Written exercise:
Check each line for the string "JSON", then give only how many lines have it.

Stored records:
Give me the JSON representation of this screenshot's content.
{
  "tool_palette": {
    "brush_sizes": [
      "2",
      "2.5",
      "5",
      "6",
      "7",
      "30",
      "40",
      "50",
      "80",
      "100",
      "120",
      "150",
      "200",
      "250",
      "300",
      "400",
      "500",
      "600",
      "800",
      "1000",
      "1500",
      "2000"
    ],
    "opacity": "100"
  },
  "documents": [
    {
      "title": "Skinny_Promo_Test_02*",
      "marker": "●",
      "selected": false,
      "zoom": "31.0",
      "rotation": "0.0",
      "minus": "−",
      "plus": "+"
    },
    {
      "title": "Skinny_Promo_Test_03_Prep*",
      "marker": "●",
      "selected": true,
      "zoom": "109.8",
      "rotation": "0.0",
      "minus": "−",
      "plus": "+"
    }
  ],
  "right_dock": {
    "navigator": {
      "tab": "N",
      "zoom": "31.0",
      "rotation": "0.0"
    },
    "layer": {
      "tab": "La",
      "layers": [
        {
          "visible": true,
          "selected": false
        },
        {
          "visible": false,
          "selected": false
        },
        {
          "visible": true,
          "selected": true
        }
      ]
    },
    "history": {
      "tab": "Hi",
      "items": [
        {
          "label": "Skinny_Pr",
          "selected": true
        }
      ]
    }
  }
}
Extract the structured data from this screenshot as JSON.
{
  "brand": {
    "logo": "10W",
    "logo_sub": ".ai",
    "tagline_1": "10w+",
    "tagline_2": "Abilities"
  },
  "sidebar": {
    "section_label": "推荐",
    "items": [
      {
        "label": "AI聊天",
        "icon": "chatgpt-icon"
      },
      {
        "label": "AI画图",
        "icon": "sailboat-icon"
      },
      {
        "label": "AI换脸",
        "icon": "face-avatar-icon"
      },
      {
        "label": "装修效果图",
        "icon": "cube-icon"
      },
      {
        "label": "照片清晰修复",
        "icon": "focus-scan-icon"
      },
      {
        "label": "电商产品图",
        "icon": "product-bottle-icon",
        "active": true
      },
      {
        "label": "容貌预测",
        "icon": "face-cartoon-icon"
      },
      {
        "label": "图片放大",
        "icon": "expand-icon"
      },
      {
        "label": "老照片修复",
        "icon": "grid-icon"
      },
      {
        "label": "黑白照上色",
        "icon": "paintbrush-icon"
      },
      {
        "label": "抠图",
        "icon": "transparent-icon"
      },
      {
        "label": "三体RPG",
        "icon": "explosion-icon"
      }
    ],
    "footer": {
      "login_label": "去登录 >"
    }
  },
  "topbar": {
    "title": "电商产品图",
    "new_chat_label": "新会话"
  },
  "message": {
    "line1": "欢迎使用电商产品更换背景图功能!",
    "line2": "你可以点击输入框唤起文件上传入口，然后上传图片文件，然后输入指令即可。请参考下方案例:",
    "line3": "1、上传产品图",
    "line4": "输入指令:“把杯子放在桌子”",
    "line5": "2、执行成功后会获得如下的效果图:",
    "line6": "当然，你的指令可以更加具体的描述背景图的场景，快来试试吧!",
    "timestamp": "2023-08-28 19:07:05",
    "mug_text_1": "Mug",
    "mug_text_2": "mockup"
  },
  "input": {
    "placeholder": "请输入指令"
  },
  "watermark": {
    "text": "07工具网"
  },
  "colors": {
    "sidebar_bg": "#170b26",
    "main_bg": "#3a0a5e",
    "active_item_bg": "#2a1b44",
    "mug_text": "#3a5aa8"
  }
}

In response:
2